··· Extracted information

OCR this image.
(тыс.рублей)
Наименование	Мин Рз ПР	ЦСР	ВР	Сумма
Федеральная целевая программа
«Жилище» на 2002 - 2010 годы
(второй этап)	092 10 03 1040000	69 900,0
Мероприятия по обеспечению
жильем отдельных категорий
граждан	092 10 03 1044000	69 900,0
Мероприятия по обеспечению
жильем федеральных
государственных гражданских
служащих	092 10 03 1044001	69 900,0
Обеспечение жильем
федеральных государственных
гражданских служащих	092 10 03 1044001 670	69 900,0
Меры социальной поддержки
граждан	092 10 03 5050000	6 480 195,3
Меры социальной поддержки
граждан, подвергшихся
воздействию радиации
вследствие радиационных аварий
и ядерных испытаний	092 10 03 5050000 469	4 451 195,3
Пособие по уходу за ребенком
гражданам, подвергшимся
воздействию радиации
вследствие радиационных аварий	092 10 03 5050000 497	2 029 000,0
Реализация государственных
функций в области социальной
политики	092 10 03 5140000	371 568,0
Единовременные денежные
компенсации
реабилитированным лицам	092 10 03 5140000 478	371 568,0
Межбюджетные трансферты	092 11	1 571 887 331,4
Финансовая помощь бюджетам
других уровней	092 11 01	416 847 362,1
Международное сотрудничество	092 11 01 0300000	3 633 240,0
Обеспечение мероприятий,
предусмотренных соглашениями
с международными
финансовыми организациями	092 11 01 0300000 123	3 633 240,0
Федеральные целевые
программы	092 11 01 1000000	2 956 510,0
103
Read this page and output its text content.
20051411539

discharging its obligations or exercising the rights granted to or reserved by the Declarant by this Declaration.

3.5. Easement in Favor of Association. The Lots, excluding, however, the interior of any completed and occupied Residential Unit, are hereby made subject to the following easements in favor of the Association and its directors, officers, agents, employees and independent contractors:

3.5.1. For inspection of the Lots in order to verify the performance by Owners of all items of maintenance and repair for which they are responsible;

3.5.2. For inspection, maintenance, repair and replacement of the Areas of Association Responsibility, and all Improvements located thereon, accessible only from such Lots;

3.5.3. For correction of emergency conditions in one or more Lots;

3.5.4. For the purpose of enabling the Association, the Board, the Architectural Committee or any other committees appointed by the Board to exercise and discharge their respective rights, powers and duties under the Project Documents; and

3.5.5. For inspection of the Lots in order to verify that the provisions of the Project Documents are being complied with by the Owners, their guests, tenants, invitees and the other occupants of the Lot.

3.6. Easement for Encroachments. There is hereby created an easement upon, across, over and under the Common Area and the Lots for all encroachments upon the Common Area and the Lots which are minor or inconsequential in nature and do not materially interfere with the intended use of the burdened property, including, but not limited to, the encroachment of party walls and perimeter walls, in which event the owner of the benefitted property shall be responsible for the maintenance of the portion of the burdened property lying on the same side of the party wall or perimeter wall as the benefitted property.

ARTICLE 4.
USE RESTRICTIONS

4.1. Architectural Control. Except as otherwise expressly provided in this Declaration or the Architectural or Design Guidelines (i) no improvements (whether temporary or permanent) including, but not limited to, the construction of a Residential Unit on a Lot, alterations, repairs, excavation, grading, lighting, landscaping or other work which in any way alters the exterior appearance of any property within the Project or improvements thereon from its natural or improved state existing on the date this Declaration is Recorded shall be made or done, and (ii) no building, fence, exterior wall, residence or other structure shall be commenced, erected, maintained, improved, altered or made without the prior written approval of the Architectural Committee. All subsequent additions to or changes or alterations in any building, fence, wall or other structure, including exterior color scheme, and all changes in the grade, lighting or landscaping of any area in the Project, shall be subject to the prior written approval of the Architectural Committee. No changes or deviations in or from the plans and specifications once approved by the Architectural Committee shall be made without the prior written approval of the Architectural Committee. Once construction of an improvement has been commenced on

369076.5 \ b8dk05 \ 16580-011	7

······

Goal of the exercise: Copy every line in the listing above where the string "жильем" turns up.

Exercise result:
жильем отдельных категорий
жильем федеральных
Обеспечение жильем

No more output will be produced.